→ **DIRECTIONS**
In the listing below, pick out lines with "files".

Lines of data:
::::::

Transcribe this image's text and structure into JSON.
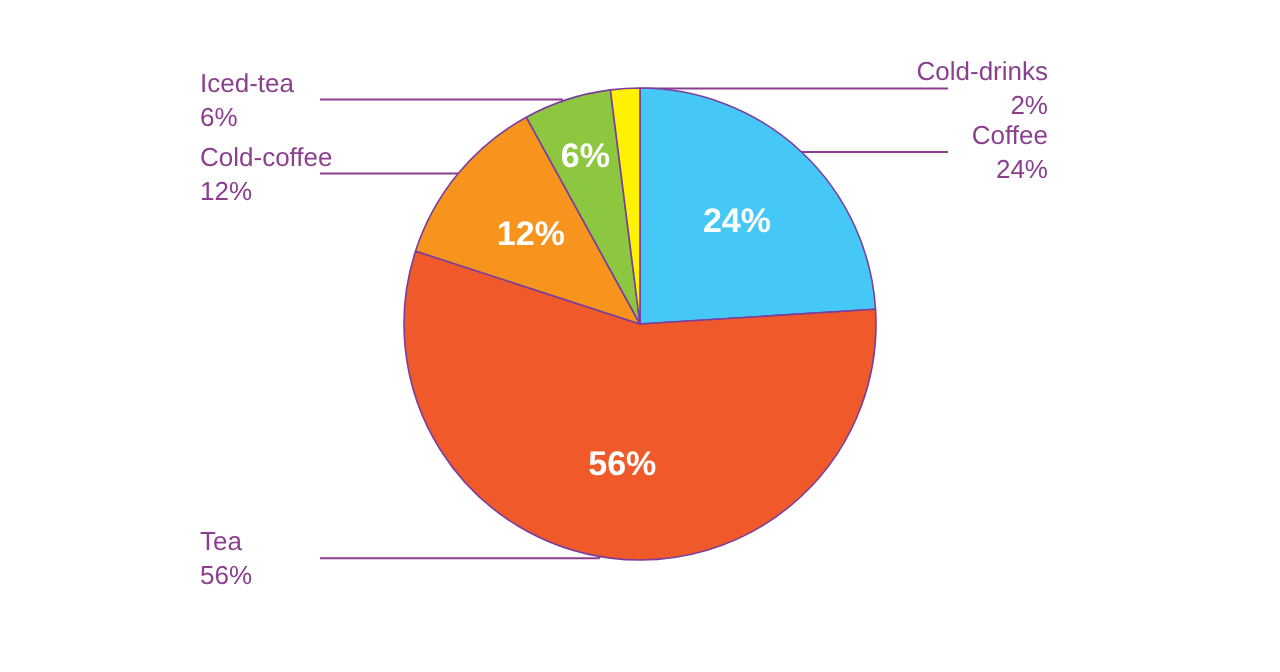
{
  "chart_data": {
    "type": "pie",
    "categories": [
      "Coffee",
      "Tea",
      "Cold-coffee",
      "Iced-tea",
      "Cold-drinks"
    ],
    "values": [
      24,
      56,
      12,
      6,
      2
    ],
    "colors": [
      "#45c8f5",
      "#f05a2a",
      "#f7941d",
      "#8dc63f",
      "#fff200"
    ],
    "value_labels": [
      "24%",
      "56%",
      "12%",
      "6%",
      "2%"
    ],
    "annotations": [
      {
        "text": "24%",
        "x": "Coffee"
      },
      {
        "text": "56%",
        "x": "Tea"
      },
      {
        "text": "12%",
        "x": "Cold-coffee"
      },
      {
        "text": "6%",
        "x": "Iced-tea"
      }
    ],
    "legend": false
  }
}
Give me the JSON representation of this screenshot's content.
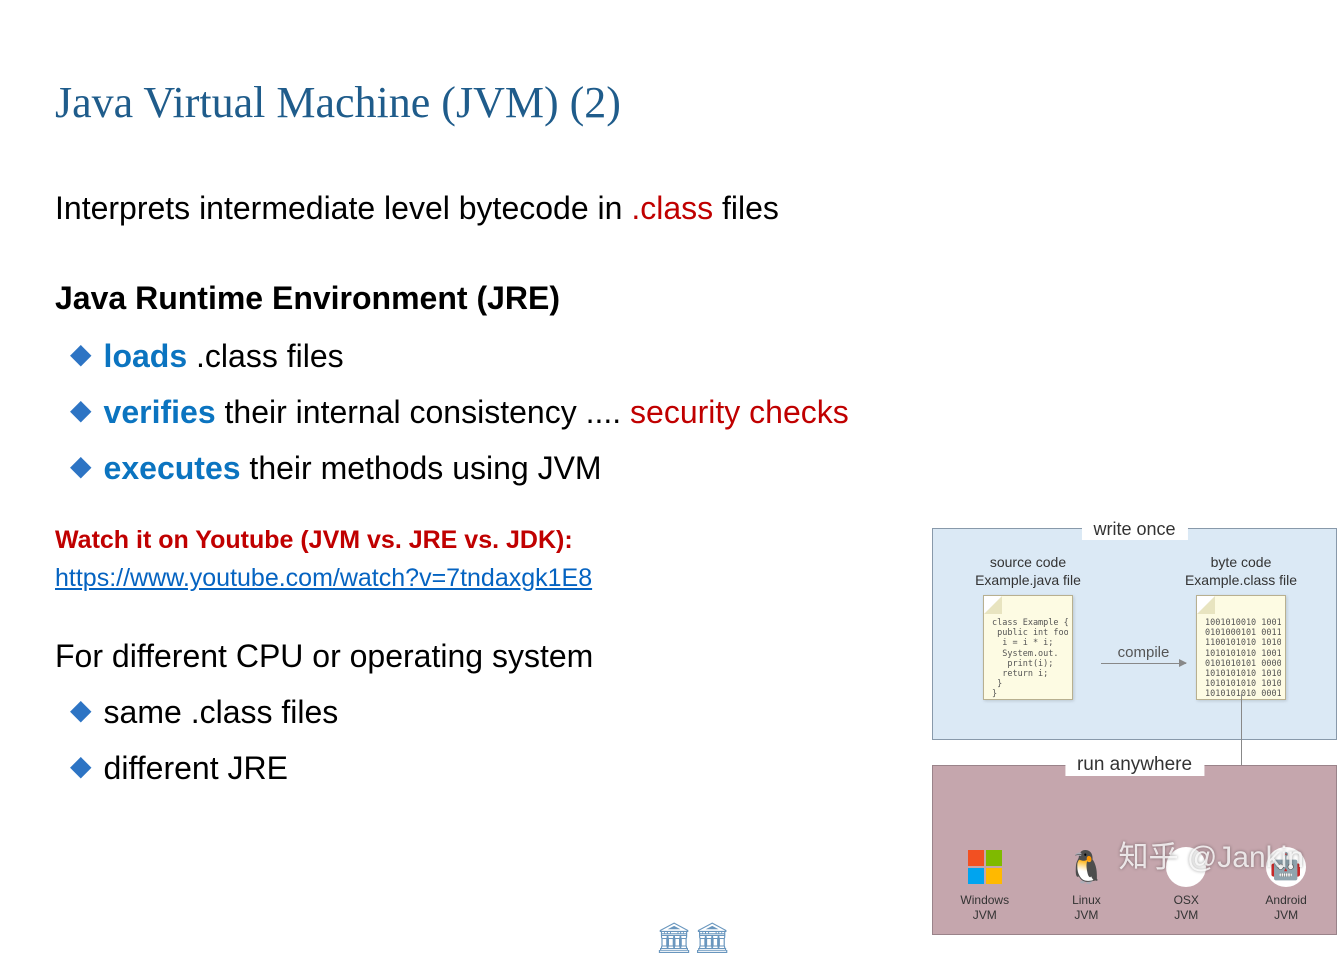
{
  "title": "Java Virtual Machine (JVM) (2)",
  "intro": {
    "pre": "Interprets intermediate level bytecode in ",
    "highlight": ".class",
    "post": " files"
  },
  "jre": {
    "heading": "Java Runtime Environment (JRE)",
    "items": [
      {
        "kw": "loads",
        "rest": " .class files",
        "red": ""
      },
      {
        "kw": "verifies",
        "rest": " their internal consistency .... ",
        "red": "security checks"
      },
      {
        "kw": "executes",
        "rest": " their methods using JVM",
        "red": ""
      }
    ]
  },
  "youtube": {
    "label": "Watch it on Youtube (JVM vs. JRE vs. JDK):",
    "url": "https://www.youtube.com/watch?v=7tndaxgk1E8"
  },
  "cpu": {
    "heading": "For different CPU or operating system",
    "items": [
      "same .class files",
      "different JRE"
    ]
  },
  "diagram": {
    "write_once_label": "write once",
    "run_anywhere_label": "run anywhere",
    "source": {
      "t1": "source code",
      "t2": "Example.java file",
      "code": "class Example {\n public int foo(int i){\n  i = i * i;\n  System.out.\n   print(i);\n  return i;\n }\n}"
    },
    "byte": {
      "t1": "byte code",
      "t2": "Example.class file",
      "code": "1001010010 1001\n0101000101 0011\n1100101010 1010\n1010101010 1001\n0101010101 0000\n1010101010 1010\n1010101010 1010\n1010101010 0001"
    },
    "compile_label": "compile",
    "jvms": [
      {
        "name": "Windows",
        "sub": "JVM"
      },
      {
        "name": "Linux",
        "sub": "JVM"
      },
      {
        "name": "OSX",
        "sub": "JVM"
      },
      {
        "name": "Android",
        "sub": "JVM"
      }
    ]
  },
  "watermark": "知乎 @Jankin",
  "colors": {
    "title": "#1f5c8b",
    "keyword": "#0b74c0",
    "red": "#c00000",
    "link": "#0563c1",
    "bullet": "#2d74c4",
    "wo_bg": "#dbe9f5",
    "ra_bg": "#c5a6ad"
  }
}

::::::

→ **WRITTEN RESPONSE**
    "post": " files"
        "rest": " .class files",
      "same .class files",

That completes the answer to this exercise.